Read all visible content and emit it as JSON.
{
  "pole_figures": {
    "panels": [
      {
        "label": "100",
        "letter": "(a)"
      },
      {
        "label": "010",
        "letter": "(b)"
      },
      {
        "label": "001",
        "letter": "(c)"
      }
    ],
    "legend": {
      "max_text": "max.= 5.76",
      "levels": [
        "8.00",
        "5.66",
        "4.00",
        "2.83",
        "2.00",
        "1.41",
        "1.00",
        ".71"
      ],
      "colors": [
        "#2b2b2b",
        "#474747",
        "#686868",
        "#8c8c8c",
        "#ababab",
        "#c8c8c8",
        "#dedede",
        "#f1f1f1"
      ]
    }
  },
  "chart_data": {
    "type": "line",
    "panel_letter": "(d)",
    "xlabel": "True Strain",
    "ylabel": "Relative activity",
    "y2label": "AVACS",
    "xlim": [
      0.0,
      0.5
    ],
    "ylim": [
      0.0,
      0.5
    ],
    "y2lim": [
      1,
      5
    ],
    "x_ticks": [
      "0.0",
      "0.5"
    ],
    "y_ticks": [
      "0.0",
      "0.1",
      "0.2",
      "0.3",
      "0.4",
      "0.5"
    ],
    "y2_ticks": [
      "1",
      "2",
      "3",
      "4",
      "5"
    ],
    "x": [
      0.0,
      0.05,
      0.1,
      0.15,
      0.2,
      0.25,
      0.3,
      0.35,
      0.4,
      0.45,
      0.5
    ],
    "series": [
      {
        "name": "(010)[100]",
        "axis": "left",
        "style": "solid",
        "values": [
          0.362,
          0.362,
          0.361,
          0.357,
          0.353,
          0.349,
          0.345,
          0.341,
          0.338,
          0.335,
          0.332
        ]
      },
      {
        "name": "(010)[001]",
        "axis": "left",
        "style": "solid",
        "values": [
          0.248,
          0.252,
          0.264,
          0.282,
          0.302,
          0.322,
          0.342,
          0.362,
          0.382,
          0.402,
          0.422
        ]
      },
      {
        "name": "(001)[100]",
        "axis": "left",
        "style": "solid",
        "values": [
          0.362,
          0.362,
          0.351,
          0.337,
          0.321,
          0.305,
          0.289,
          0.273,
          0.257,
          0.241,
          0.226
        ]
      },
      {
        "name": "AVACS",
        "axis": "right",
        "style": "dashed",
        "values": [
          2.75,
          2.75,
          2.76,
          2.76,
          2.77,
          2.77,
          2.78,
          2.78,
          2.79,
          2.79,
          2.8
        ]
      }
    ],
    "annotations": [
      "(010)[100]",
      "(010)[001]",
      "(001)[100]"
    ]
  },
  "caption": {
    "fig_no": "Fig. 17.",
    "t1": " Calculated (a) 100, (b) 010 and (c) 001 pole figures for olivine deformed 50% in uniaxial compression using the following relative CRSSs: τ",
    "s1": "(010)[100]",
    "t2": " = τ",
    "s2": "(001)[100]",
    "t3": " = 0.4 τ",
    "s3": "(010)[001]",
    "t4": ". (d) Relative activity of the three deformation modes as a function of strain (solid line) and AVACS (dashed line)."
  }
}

○ ○ ○ ○ ○ ○ ○

- Exercise task: Gather all lines from the listing above in which "dashed" occurs.

- Exercise response:
        "style": "dashed",
    "t4": ". (d) Relative activity of the three deformation modes as a function of strain (solid line) and AVACS (dashed line)."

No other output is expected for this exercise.